Work to complete
Identify each line in the records below that contains the word "label", and copy it.

Extracted material

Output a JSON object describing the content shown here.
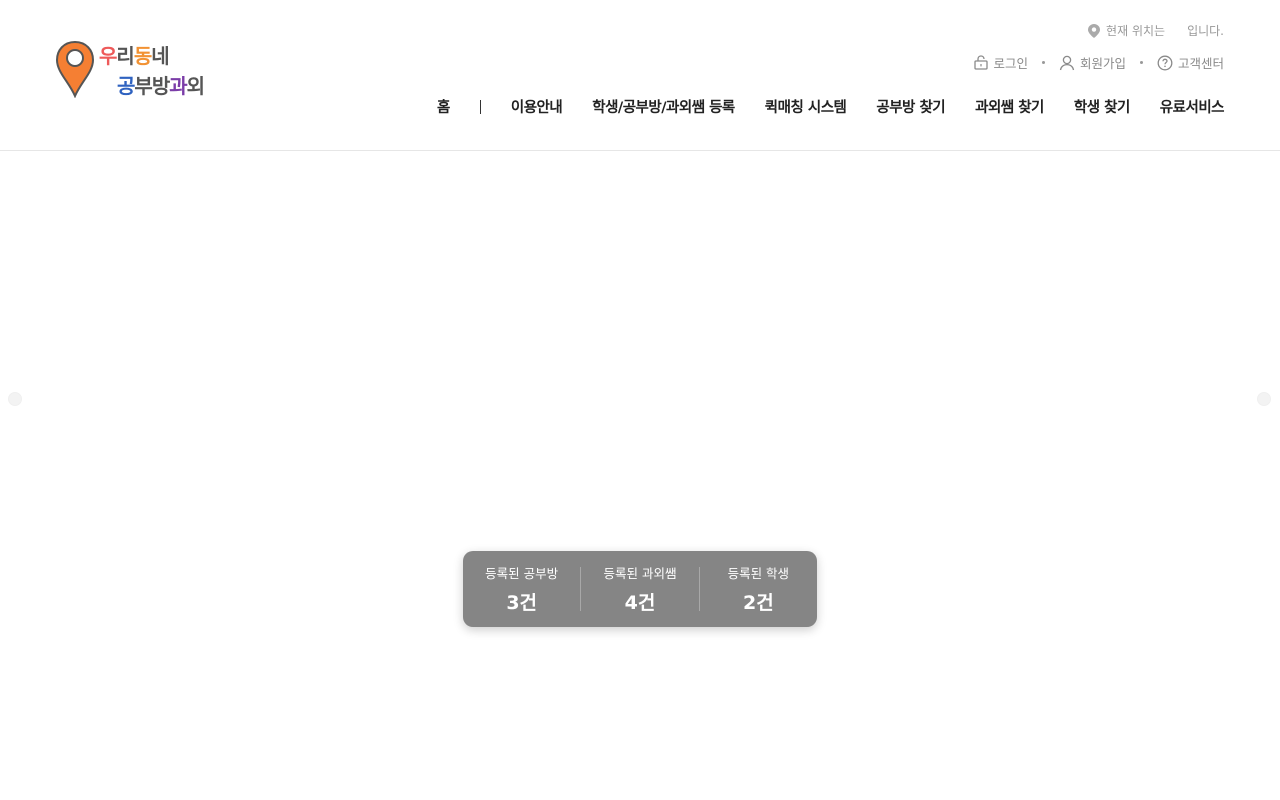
{
  "brand": {
    "line1": [
      "우",
      "리",
      "동",
      "네"
    ],
    "line2": [
      "공",
      "부",
      "방",
      "과",
      "외"
    ],
    "colors": {
      "red": "#ee5a5a",
      "orange": "#f29233",
      "blue": "#2f62c0",
      "purple": "#7b3da8",
      "gray": "#555555"
    }
  },
  "location": {
    "icon": "map-pin-icon",
    "prefix": "현재 위치는",
    "suffix": "입니다."
  },
  "util_links": [
    {
      "label": "로그인",
      "icon": "lock-icon"
    },
    {
      "label": "회원가입",
      "icon": "user-icon"
    },
    {
      "label": "고객센터",
      "icon": "question-circle-icon"
    }
  ],
  "nav": {
    "items": [
      "홈",
      "이용안내",
      "학생/공부방/과외쌤 등록",
      "퀵매칭 시스템",
      "공부방 찾기",
      "과외쌤 찾기",
      "학생 찾기",
      "유료서비스"
    ]
  },
  "stats": [
    {
      "label": "등록된 공부방",
      "value": "3건"
    },
    {
      "label": "등록된 과외쌤",
      "value": "4건"
    },
    {
      "label": "등록된 학생",
      "value": "2건"
    }
  ]
}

Written reply
      "label": "로그인",
      "label": "회원가입",
      "label": "고객센터",
      "label": "등록된 공부방",
      "label": "등록된 과외쌤",
      "label": "등록된 학생",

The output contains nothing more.